## YOUR OBJECTIVE
In the records that follow, locate every line with "footer" and extract it.

(Data records)
● ● ●

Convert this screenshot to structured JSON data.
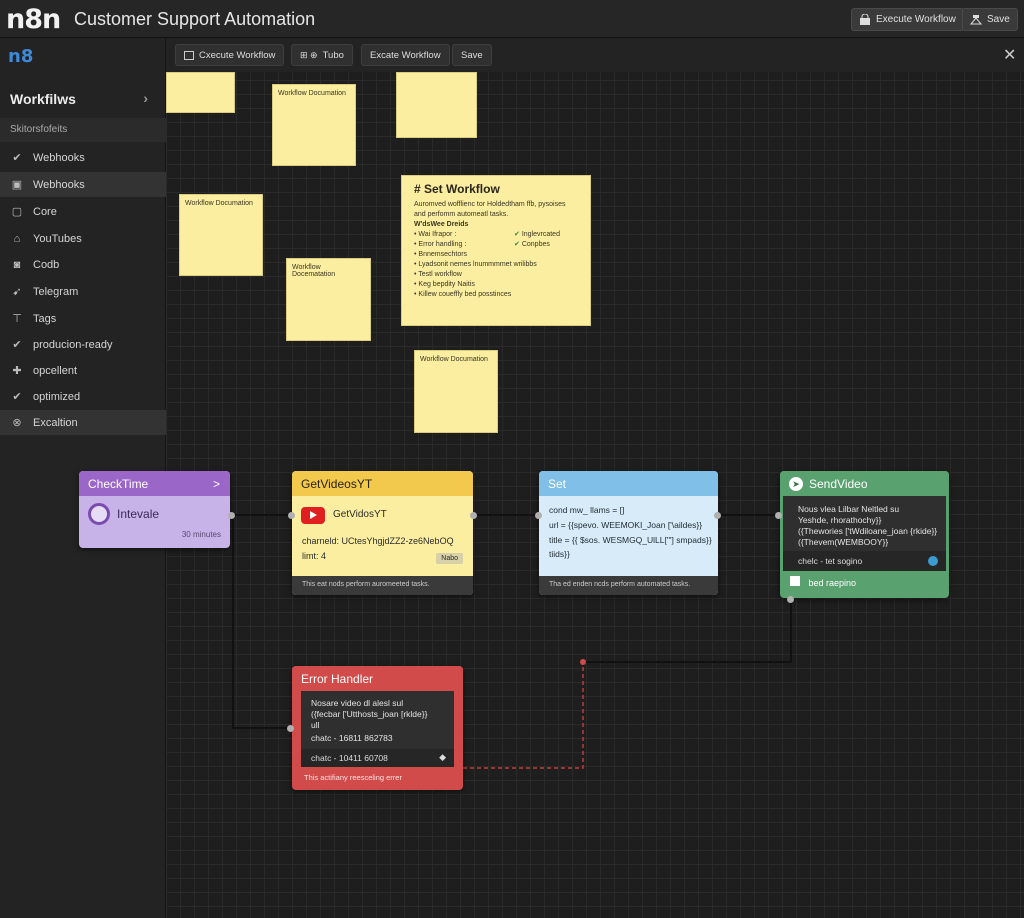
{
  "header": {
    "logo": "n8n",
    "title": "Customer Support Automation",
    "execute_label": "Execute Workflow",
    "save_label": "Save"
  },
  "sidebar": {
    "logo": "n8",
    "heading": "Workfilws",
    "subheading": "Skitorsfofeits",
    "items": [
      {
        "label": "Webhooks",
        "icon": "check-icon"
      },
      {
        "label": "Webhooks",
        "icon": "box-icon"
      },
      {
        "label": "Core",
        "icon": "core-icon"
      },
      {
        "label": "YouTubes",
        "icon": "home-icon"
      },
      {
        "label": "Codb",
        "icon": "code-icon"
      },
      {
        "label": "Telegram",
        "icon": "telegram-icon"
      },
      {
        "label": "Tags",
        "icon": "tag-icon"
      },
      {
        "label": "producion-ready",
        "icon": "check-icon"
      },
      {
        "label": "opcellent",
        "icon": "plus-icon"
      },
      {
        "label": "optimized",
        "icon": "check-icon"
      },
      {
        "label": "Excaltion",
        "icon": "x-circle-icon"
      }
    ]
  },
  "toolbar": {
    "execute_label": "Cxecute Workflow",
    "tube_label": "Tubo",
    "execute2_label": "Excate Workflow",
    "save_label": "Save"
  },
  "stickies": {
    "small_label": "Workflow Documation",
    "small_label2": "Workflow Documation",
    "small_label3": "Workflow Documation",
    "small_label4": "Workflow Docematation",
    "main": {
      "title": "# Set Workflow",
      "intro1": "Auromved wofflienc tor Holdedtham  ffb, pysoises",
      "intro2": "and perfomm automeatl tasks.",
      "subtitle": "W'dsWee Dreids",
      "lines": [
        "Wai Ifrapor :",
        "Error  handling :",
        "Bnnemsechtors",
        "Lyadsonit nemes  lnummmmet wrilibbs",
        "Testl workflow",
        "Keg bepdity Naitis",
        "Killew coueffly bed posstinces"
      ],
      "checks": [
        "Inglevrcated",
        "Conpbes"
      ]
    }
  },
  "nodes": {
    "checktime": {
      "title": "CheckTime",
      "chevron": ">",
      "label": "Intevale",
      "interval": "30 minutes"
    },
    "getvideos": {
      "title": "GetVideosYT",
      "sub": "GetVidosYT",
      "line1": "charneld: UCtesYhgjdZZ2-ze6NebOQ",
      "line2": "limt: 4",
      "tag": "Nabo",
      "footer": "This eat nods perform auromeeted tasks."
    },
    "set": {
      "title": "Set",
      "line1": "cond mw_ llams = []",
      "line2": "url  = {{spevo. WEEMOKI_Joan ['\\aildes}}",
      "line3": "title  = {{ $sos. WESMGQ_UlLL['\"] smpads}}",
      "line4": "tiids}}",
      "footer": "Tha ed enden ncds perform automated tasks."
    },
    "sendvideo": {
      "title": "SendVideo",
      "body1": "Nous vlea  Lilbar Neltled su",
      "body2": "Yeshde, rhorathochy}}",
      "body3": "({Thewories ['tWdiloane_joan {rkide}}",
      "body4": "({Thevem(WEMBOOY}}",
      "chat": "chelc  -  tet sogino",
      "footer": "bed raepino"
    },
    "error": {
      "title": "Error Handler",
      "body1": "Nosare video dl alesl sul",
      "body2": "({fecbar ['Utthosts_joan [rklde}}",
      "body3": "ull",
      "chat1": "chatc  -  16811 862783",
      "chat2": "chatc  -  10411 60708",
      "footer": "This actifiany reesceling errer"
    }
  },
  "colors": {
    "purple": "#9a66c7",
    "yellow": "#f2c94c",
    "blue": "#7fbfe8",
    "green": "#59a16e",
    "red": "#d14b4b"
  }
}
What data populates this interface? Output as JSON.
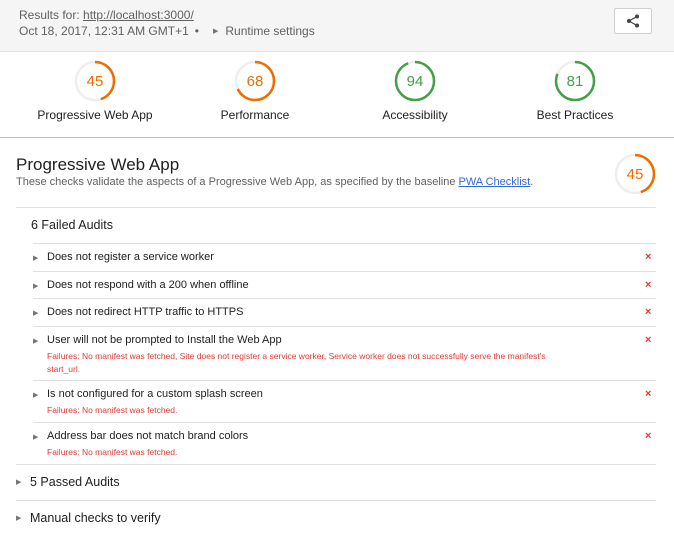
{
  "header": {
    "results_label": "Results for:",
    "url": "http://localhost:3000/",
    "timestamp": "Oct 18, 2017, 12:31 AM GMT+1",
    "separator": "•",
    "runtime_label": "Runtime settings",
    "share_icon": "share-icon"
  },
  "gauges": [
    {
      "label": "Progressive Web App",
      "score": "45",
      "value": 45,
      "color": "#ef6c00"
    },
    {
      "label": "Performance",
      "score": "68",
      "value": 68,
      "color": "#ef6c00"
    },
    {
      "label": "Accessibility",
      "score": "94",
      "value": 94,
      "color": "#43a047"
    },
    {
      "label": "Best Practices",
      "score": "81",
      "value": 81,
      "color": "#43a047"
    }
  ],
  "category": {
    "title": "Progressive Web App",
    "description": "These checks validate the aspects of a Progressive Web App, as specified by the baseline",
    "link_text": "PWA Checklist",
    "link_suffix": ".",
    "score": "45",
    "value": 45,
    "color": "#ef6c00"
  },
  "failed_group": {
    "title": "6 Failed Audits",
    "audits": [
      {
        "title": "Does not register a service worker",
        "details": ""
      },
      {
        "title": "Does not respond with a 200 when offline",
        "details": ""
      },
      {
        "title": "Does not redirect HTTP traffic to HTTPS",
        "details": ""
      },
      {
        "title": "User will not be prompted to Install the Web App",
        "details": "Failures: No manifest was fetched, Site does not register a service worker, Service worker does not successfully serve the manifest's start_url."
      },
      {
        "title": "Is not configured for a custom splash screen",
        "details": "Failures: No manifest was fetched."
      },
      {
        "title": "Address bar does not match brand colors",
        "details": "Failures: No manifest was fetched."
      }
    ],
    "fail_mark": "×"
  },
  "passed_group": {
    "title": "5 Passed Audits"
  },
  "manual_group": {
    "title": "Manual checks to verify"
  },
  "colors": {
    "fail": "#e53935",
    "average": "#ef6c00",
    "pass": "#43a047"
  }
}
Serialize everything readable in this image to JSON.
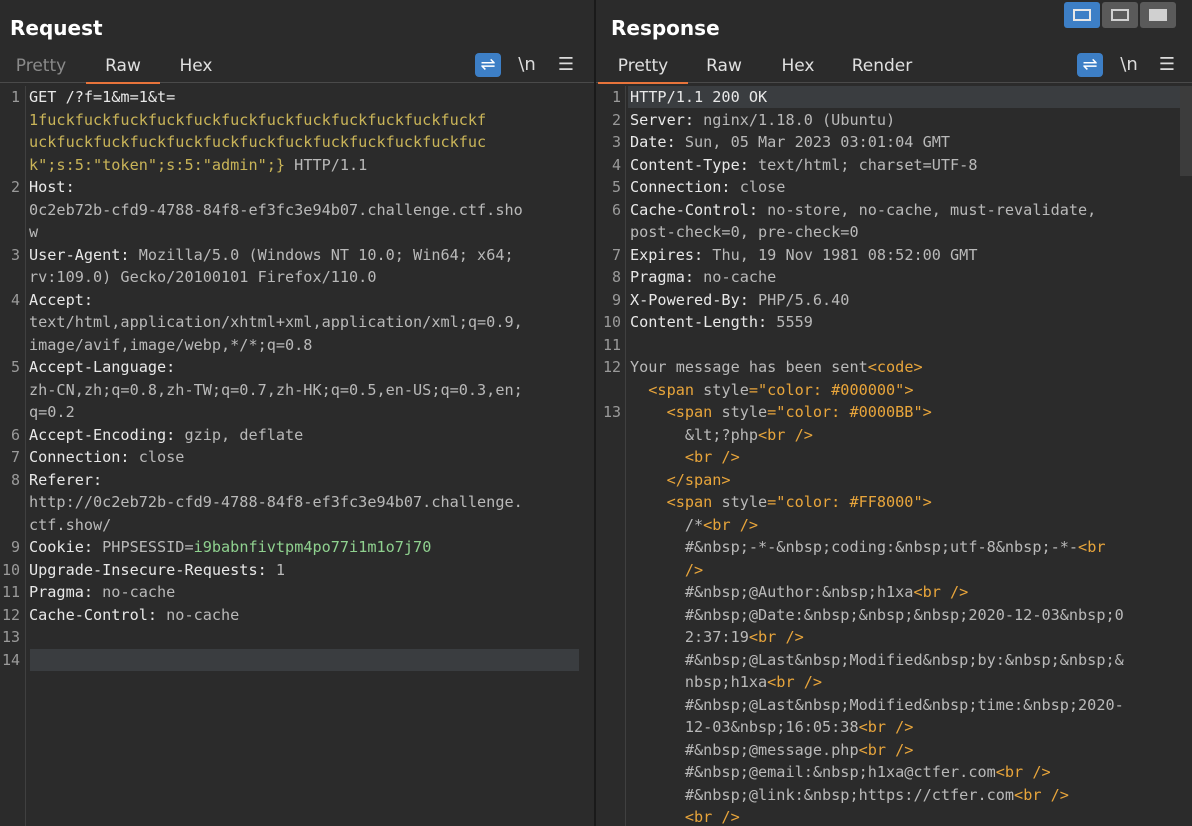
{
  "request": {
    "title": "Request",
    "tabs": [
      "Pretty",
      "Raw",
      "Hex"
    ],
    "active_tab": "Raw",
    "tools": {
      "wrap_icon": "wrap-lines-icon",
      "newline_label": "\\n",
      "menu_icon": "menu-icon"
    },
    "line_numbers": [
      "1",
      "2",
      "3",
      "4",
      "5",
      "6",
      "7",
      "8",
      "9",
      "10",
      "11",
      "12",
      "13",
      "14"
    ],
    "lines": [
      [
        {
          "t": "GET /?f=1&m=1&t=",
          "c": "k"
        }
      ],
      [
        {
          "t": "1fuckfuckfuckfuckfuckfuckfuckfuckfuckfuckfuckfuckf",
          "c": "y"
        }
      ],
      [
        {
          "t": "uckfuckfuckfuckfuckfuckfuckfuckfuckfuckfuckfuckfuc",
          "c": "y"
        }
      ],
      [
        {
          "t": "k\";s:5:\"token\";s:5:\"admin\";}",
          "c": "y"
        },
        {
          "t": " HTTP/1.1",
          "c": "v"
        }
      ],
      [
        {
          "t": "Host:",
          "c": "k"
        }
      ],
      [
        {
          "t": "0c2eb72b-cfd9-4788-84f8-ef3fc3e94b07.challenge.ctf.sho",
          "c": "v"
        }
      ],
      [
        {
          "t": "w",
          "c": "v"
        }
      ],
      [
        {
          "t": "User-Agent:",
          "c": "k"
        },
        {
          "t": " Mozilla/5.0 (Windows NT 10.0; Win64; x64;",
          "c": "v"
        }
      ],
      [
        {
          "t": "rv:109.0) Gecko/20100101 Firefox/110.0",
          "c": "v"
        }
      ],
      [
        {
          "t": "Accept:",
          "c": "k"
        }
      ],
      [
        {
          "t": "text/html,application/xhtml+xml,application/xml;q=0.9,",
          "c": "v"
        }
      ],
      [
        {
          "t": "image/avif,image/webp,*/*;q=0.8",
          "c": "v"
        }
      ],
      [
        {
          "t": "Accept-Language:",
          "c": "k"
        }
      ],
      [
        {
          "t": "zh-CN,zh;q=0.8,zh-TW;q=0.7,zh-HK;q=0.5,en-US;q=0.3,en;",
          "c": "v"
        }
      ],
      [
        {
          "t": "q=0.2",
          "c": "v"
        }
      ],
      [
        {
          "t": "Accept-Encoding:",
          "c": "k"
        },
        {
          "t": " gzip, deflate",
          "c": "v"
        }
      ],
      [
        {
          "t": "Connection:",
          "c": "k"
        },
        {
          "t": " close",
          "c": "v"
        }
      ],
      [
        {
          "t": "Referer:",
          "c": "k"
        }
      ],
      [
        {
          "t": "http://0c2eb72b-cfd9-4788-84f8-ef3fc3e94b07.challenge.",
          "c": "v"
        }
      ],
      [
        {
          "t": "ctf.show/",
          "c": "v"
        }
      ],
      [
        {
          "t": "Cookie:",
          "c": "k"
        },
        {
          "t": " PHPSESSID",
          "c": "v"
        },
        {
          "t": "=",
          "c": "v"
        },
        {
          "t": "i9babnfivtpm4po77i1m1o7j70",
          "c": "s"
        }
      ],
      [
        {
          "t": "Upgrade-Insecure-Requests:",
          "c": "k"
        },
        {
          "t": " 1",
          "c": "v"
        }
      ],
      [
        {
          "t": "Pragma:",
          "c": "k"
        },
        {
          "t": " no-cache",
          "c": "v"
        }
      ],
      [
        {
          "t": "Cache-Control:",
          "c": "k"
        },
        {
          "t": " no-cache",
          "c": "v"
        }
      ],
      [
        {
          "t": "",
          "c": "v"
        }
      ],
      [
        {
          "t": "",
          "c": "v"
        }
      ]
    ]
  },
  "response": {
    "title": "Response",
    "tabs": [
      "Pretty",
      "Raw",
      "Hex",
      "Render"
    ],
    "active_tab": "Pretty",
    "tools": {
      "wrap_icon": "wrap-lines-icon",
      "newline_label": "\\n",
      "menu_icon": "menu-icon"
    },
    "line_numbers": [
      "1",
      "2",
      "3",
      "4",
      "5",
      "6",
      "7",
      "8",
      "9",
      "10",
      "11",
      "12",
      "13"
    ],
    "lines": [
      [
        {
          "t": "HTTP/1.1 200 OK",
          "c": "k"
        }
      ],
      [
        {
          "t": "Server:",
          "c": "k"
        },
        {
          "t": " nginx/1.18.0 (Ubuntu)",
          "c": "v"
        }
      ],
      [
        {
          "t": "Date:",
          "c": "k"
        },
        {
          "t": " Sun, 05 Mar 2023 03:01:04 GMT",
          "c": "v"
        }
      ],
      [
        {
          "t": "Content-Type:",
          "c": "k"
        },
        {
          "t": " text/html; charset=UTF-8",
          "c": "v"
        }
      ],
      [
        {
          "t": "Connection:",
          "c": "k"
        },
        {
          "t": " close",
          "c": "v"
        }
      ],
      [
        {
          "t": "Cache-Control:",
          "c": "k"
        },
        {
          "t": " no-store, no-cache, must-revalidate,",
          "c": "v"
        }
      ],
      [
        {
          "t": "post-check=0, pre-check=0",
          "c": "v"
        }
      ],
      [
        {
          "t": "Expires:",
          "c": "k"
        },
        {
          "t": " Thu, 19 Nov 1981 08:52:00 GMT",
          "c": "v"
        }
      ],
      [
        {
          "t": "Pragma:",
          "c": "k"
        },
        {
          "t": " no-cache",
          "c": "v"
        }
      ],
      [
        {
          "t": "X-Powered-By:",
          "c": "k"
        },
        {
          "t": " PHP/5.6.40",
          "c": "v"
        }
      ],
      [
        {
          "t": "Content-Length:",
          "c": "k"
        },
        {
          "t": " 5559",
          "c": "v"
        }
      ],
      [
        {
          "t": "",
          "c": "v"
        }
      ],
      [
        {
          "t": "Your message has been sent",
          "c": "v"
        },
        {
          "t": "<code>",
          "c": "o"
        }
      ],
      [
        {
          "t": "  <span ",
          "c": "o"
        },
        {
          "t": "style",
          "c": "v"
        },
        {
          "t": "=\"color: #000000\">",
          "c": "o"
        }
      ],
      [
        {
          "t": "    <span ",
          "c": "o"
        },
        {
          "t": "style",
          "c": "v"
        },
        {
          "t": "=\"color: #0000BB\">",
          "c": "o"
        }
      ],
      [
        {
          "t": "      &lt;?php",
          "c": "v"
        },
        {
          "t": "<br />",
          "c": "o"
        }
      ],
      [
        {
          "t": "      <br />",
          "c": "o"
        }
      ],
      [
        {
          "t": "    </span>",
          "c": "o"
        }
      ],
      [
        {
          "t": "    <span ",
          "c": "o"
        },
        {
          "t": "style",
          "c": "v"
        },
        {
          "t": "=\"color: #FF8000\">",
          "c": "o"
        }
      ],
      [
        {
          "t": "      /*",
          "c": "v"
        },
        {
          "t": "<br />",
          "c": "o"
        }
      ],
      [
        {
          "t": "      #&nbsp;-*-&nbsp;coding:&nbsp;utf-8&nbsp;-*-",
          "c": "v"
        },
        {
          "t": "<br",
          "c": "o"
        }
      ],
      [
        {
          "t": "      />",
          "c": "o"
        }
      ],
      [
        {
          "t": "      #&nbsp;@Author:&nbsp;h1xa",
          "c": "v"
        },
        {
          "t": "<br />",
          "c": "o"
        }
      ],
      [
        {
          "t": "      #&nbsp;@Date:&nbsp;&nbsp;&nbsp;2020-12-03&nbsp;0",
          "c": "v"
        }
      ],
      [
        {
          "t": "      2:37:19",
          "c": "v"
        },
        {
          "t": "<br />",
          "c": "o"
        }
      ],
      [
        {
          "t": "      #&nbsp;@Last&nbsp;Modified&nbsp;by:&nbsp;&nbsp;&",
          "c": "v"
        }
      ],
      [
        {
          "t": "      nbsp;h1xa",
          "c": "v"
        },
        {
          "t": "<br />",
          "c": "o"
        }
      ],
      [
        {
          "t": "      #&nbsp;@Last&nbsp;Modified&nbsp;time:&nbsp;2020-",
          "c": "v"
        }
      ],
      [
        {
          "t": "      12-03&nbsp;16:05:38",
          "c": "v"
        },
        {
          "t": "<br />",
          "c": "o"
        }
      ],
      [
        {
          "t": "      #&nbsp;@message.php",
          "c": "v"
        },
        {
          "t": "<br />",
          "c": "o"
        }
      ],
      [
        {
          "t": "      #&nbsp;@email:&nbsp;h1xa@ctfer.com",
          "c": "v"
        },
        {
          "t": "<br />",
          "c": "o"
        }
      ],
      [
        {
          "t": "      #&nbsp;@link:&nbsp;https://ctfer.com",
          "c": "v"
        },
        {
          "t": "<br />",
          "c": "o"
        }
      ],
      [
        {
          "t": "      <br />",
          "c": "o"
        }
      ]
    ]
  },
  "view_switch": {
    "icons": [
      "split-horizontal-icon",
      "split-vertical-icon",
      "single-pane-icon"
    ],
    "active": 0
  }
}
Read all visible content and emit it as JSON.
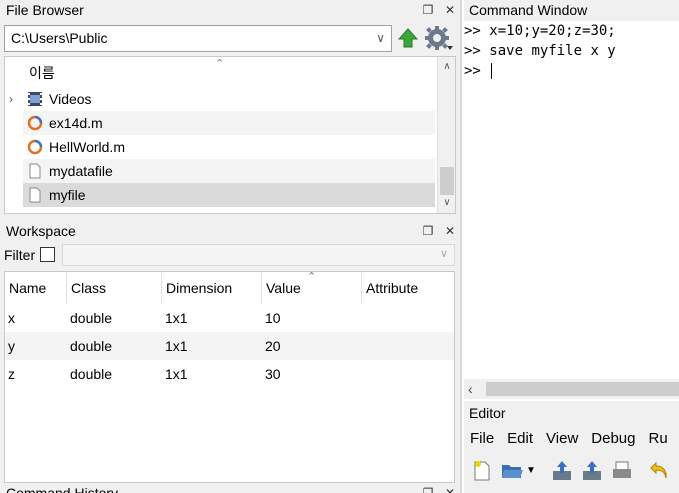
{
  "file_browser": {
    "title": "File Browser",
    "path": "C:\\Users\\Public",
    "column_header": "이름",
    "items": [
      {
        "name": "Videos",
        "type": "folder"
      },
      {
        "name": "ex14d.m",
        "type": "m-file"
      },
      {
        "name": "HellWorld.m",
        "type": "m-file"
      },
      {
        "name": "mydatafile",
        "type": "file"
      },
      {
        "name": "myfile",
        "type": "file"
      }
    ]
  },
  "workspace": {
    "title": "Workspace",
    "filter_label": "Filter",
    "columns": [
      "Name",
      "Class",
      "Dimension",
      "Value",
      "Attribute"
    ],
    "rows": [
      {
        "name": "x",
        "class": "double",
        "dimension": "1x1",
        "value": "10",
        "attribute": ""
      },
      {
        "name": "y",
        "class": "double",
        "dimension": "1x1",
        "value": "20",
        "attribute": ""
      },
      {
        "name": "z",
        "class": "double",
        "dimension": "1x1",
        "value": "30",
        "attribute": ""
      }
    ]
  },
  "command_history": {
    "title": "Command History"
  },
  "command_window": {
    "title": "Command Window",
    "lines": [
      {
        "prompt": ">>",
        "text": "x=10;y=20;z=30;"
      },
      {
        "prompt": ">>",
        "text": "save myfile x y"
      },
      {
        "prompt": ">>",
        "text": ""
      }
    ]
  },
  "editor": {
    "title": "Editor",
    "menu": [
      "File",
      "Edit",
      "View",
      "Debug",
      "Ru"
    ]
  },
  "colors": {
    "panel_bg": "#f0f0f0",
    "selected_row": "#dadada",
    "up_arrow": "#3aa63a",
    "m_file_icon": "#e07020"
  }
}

● ● ●

## TASK ANSWER
      "footer": "This eat nods perform auromeeted tasks."
      "footer": "Tha ed enden ncds perform automated tasks."
      "footer": "bed raepino"
      "footer": "This actifiany reesceling errer"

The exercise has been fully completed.